* **Goal**: Copy out the material below in full, but not its images.

(Dataset items)
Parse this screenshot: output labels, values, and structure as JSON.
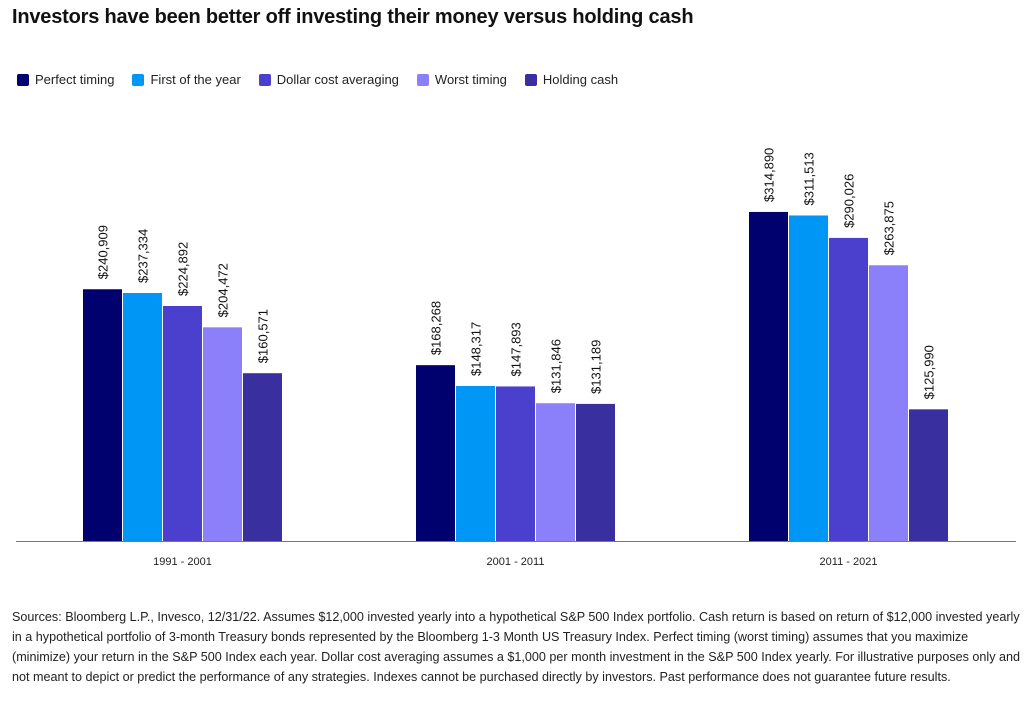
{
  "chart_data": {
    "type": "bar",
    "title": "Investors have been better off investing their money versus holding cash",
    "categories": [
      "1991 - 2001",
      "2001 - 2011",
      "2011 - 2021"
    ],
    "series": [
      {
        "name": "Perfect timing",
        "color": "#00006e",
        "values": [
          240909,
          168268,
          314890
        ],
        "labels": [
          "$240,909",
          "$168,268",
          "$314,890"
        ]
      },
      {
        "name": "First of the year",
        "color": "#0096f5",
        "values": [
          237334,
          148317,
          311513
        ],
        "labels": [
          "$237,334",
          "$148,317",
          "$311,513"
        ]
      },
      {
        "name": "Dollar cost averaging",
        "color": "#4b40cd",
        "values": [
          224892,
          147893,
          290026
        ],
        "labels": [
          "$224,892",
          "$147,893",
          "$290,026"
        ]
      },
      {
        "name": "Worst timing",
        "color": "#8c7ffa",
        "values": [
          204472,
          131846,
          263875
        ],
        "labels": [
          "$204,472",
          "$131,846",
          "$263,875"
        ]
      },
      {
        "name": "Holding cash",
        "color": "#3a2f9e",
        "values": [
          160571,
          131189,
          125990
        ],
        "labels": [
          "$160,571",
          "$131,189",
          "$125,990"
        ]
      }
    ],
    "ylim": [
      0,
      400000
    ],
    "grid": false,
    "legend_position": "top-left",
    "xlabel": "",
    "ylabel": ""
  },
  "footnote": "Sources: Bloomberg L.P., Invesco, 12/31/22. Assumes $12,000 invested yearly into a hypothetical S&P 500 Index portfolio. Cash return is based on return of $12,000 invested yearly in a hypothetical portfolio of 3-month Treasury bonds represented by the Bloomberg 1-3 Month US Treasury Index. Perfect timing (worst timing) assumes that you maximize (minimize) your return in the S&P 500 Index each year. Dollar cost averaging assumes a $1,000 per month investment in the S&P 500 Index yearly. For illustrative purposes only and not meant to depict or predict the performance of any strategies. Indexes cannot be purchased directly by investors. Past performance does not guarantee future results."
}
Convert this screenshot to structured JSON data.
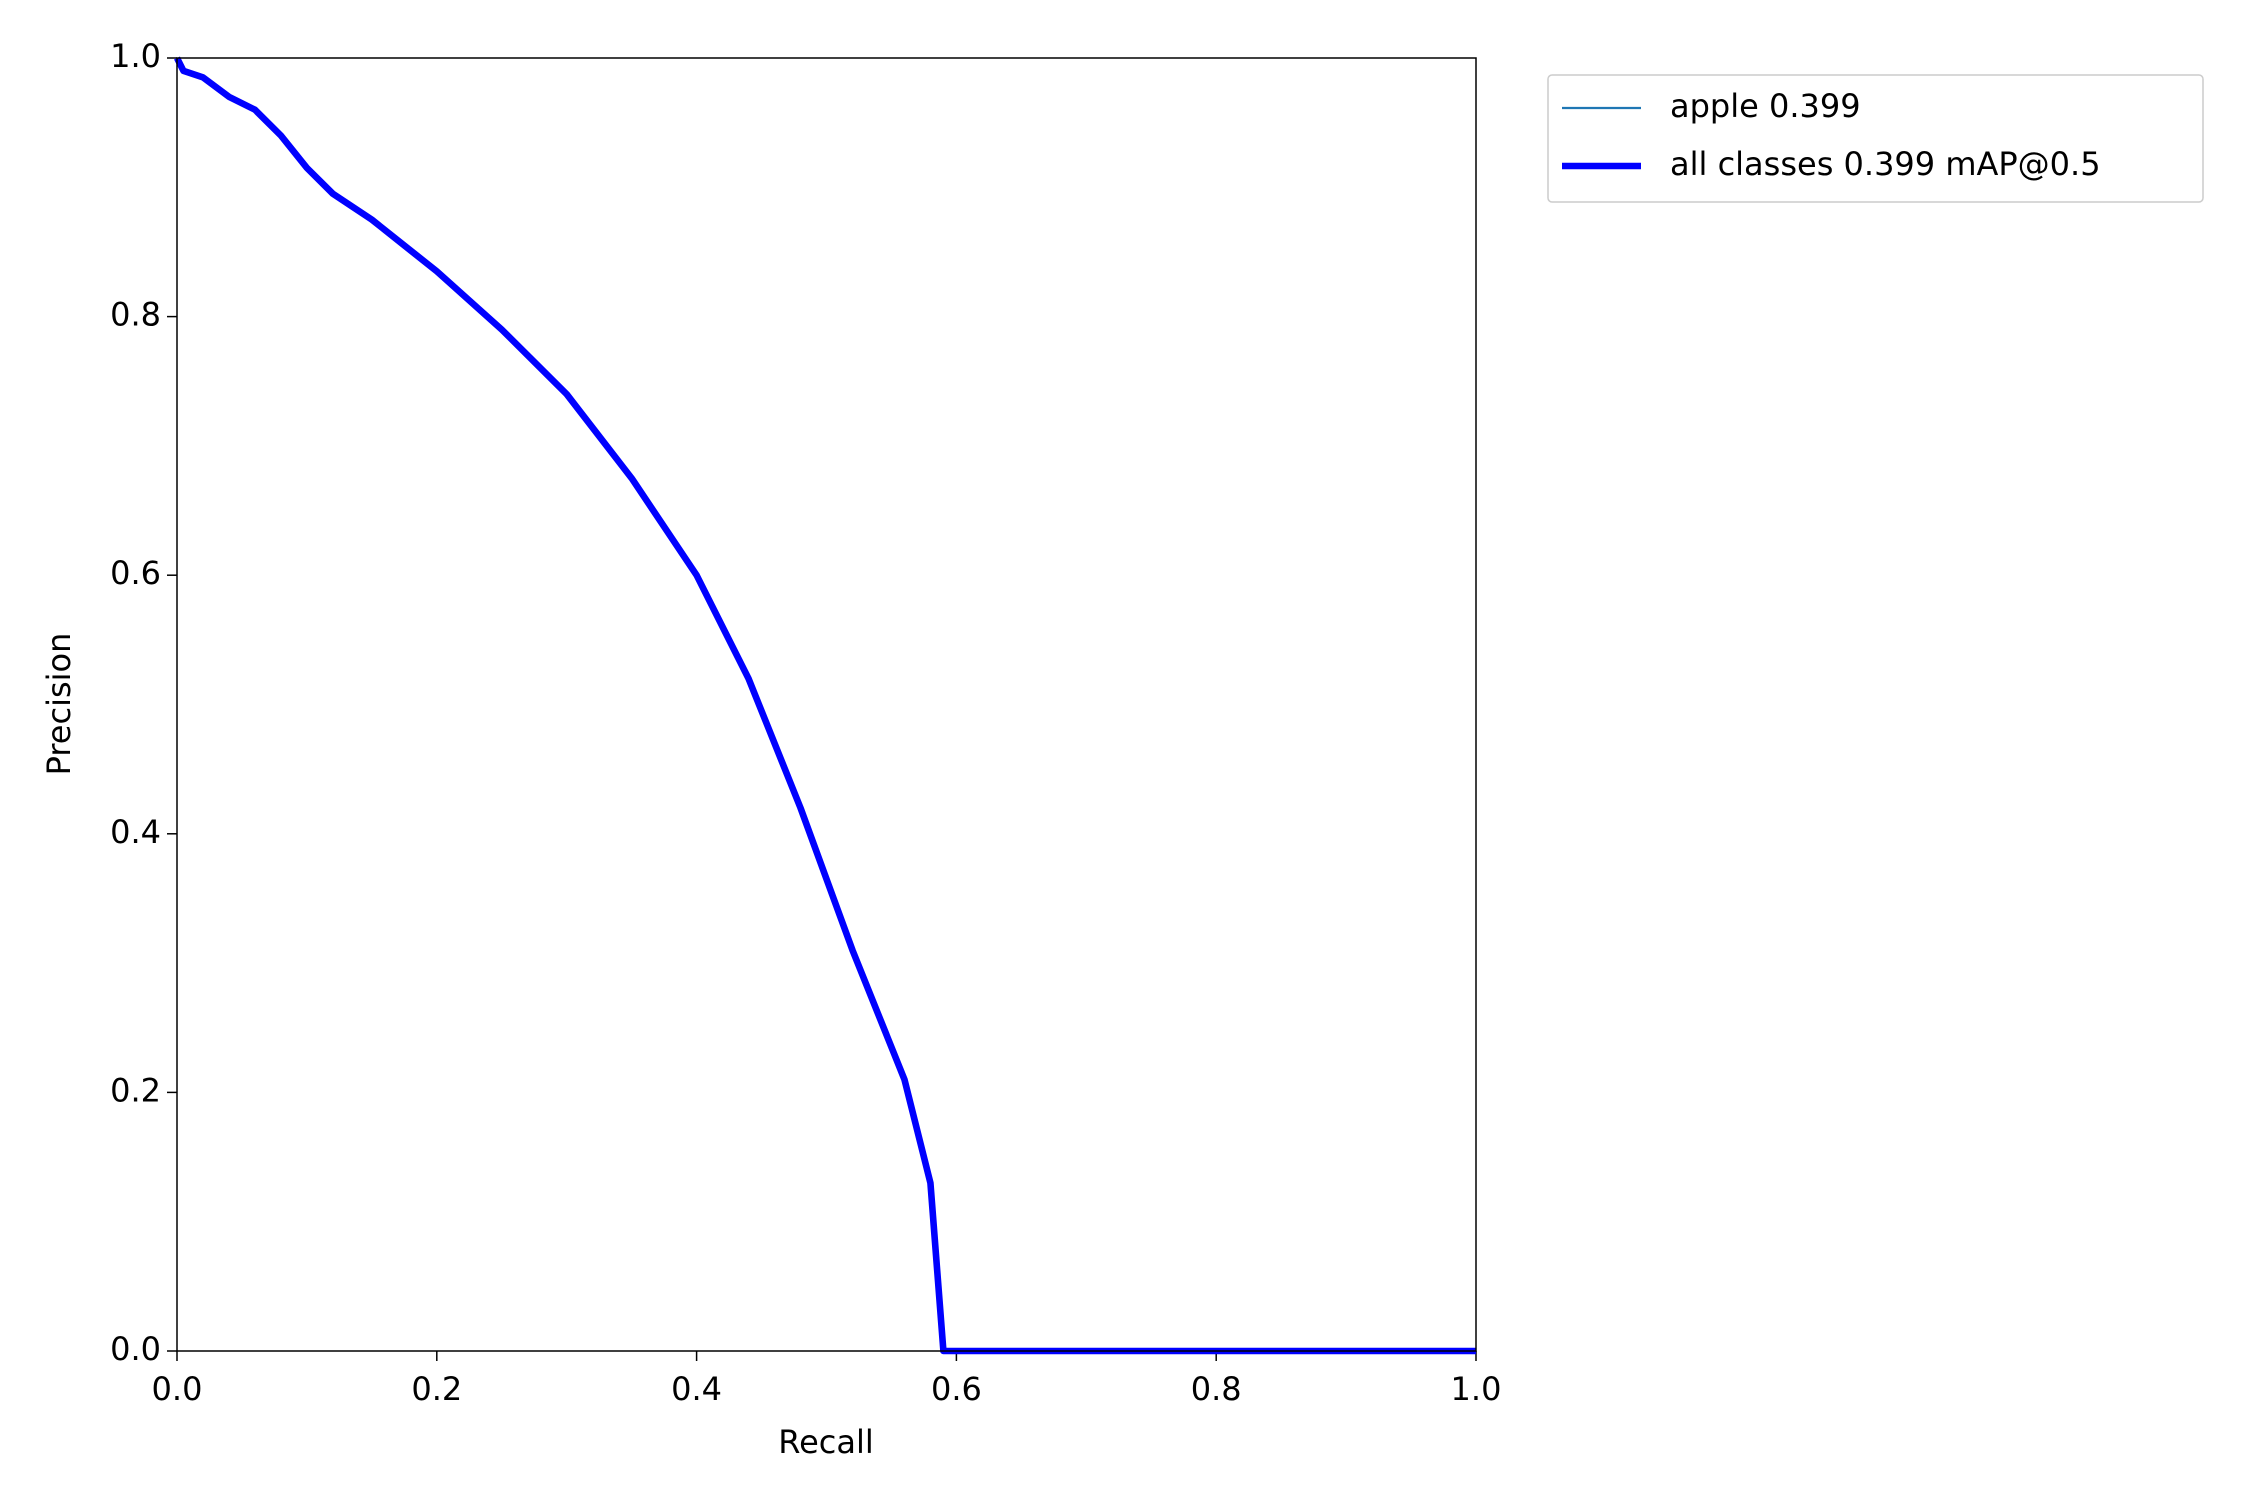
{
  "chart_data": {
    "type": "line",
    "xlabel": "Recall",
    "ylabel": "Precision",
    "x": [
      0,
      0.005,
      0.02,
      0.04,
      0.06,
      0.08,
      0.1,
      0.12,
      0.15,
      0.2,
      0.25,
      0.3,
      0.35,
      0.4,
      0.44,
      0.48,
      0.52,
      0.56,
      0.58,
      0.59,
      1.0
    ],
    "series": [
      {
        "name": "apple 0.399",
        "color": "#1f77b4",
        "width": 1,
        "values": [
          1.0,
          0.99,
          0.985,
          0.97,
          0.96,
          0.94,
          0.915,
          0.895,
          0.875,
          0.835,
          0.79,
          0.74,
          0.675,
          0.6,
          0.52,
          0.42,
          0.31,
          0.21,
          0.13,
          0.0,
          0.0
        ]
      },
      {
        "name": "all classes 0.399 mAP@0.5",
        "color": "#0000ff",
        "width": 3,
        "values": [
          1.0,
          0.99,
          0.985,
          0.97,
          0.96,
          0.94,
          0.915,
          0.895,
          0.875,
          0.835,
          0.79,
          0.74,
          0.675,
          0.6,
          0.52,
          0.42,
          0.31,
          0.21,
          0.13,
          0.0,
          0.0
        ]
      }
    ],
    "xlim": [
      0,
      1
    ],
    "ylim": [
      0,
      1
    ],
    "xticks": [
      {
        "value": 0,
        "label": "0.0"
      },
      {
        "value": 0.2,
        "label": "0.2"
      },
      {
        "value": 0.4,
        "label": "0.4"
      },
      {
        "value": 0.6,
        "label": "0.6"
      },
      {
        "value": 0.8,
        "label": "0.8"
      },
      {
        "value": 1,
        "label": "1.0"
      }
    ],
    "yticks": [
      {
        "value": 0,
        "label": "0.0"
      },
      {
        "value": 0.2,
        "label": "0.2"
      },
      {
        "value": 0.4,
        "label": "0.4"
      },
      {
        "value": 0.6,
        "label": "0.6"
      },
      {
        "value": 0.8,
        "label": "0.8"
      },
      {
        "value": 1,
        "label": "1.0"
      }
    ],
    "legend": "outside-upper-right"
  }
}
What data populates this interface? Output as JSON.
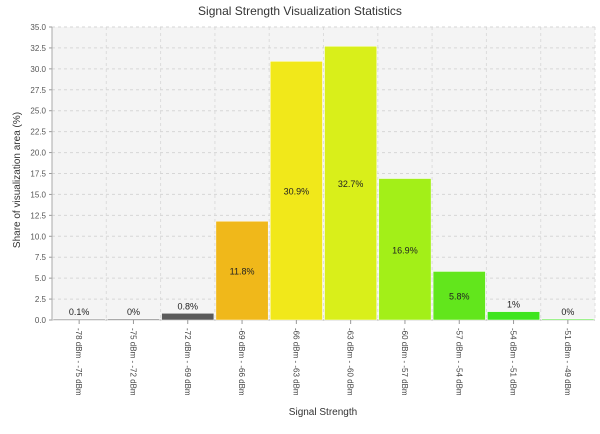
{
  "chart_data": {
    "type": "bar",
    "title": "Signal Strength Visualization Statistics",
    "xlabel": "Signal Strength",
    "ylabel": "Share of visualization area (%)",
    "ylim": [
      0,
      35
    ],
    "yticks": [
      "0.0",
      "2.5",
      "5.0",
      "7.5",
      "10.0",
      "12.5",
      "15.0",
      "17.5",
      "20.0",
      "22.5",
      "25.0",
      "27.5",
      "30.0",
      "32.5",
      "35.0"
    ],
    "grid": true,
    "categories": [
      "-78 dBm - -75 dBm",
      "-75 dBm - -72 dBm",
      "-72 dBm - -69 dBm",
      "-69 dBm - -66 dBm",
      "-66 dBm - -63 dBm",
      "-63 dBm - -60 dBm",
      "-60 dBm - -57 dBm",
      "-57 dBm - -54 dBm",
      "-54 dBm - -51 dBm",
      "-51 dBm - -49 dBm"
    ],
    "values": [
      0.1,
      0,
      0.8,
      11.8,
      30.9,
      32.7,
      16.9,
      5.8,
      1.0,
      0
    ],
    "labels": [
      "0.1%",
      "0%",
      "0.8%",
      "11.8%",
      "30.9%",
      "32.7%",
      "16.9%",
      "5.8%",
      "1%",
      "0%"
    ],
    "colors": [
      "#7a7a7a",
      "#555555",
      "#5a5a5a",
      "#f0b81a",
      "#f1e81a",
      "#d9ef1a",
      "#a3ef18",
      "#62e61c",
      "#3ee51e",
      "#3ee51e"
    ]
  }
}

* **Correct output**:
Parse this screenshot: output labels, values, and structure as JSON.
{
  "chart_data": {
    "type": "bar",
    "title": "Investors have been better off investing their money versus holding cash",
    "categories": [
      "1991 - 2001",
      "2001 - 2011",
      "2011 - 2021"
    ],
    "series": [
      {
        "name": "Perfect timing",
        "color": "#00006e",
        "values": [
          240909,
          168268,
          314890
        ],
        "labels": [
          "$240,909",
          "$168,268",
          "$314,890"
        ]
      },
      {
        "name": "First of the year",
        "color": "#0096f5",
        "values": [
          237334,
          148317,
          311513
        ],
        "labels": [
          "$237,334",
          "$148,317",
          "$311,513"
        ]
      },
      {
        "name": "Dollar cost averaging",
        "color": "#4b40cd",
        "values": [
          224892,
          147893,
          290026
        ],
        "labels": [
          "$224,892",
          "$147,893",
          "$290,026"
        ]
      },
      {
        "name": "Worst timing",
        "color": "#8c7ffa",
        "values": [
          204472,
          131846,
          263875
        ],
        "labels": [
          "$204,472",
          "$131,846",
          "$263,875"
        ]
      },
      {
        "name": "Holding cash",
        "color": "#3a2f9e",
        "values": [
          160571,
          131189,
          125990
        ],
        "labels": [
          "$160,571",
          "$131,189",
          "$125,990"
        ]
      }
    ],
    "ylim": [
      0,
      400000
    ],
    "grid": false,
    "legend_position": "top-left",
    "xlabel": "",
    "ylabel": ""
  },
  "footnote": "Sources: Bloomberg L.P., Invesco, 12/31/22. Assumes $12,000 invested yearly into a hypothetical S&P 500 Index portfolio. Cash return is based on return of $12,000 invested yearly in a hypothetical portfolio of 3-month Treasury bonds represented by the Bloomberg 1-3 Month US Treasury Index. Perfect timing (worst timing) assumes that you maximize (minimize) your return in the S&P 500 Index each year. Dollar cost averaging assumes a $1,000 per month investment in the S&P 500 Index yearly. For illustrative purposes only and not meant to depict or predict the performance of any strategies. Indexes cannot be purchased directly by investors. Past performance does not guarantee future results."
}
Convert this screenshot to structured JSON data.
{
  "chart_data": {
    "type": "line",
    "xlabel": "Recall",
    "ylabel": "Precision",
    "x": [
      0,
      0.005,
      0.02,
      0.04,
      0.06,
      0.08,
      0.1,
      0.12,
      0.15,
      0.2,
      0.25,
      0.3,
      0.35,
      0.4,
      0.44,
      0.48,
      0.52,
      0.56,
      0.58,
      0.59,
      1.0
    ],
    "series": [
      {
        "name": "apple 0.399",
        "color": "#1f77b4",
        "width": 1,
        "values": [
          1.0,
          0.99,
          0.985,
          0.97,
          0.96,
          0.94,
          0.915,
          0.895,
          0.875,
          0.835,
          0.79,
          0.74,
          0.675,
          0.6,
          0.52,
          0.42,
          0.31,
          0.21,
          0.13,
          0.0,
          0.0
        ]
      },
      {
        "name": "all classes 0.399 mAP@0.5",
        "color": "#0000ff",
        "width": 3,
        "values": [
          1.0,
          0.99,
          0.985,
          0.97,
          0.96,
          0.94,
          0.915,
          0.895,
          0.875,
          0.835,
          0.79,
          0.74,
          0.675,
          0.6,
          0.52,
          0.42,
          0.31,
          0.21,
          0.13,
          0.0,
          0.0
        ]
      }
    ],
    "xlim": [
      0,
      1
    ],
    "ylim": [
      0,
      1
    ],
    "xticks": [
      {
        "value": 0,
        "label": "0.0"
      },
      {
        "value": 0.2,
        "label": "0.2"
      },
      {
        "value": 0.4,
        "label": "0.4"
      },
      {
        "value": 0.6,
        "label": "0.6"
      },
      {
        "value": 0.8,
        "label": "0.8"
      },
      {
        "value": 1,
        "label": "1.0"
      }
    ],
    "yticks": [
      {
        "value": 0,
        "label": "0.0"
      },
      {
        "value": 0.2,
        "label": "0.2"
      },
      {
        "value": 0.4,
        "label": "0.4"
      },
      {
        "value": 0.6,
        "label": "0.6"
      },
      {
        "value": 0.8,
        "label": "0.8"
      },
      {
        "value": 1,
        "label": "1.0"
      }
    ],
    "legend": "outside-upper-right"
  }
}
What data populates this interface? Output as JSON.
{
  "chart_data": {
    "type": "bar",
    "title": "Signal Strength Visualization Statistics",
    "xlabel": "Signal Strength",
    "ylabel": "Share of visualization area (%)",
    "ylim": [
      0,
      35
    ],
    "yticks": [
      "0.0",
      "2.5",
      "5.0",
      "7.5",
      "10.0",
      "12.5",
      "15.0",
      "17.5",
      "20.0",
      "22.5",
      "25.0",
      "27.5",
      "30.0",
      "32.5",
      "35.0"
    ],
    "grid": true,
    "categories": [
      "-78 dBm - -75 dBm",
      "-75 dBm - -72 dBm",
      "-72 dBm - -69 dBm",
      "-69 dBm - -66 dBm",
      "-66 dBm - -63 dBm",
      "-63 dBm - -60 dBm",
      "-60 dBm - -57 dBm",
      "-57 dBm - -54 dBm",
      "-54 dBm - -51 dBm",
      "-51 dBm - -49 dBm"
    ],
    "values": [
      0.1,
      0,
      0.8,
      11.8,
      30.9,
      32.7,
      16.9,
      5.8,
      1.0,
      0
    ],
    "labels": [
      "0.1%",
      "0%",
      "0.8%",
      "11.8%",
      "30.9%",
      "32.7%",
      "16.9%",
      "5.8%",
      "1%",
      "0%"
    ],
    "colors": [
      "#7a7a7a",
      "#555555",
      "#5a5a5a",
      "#f0b81a",
      "#f1e81a",
      "#d9ef1a",
      "#a3ef18",
      "#62e61c",
      "#3ee51e",
      "#3ee51e"
    ]
  }
}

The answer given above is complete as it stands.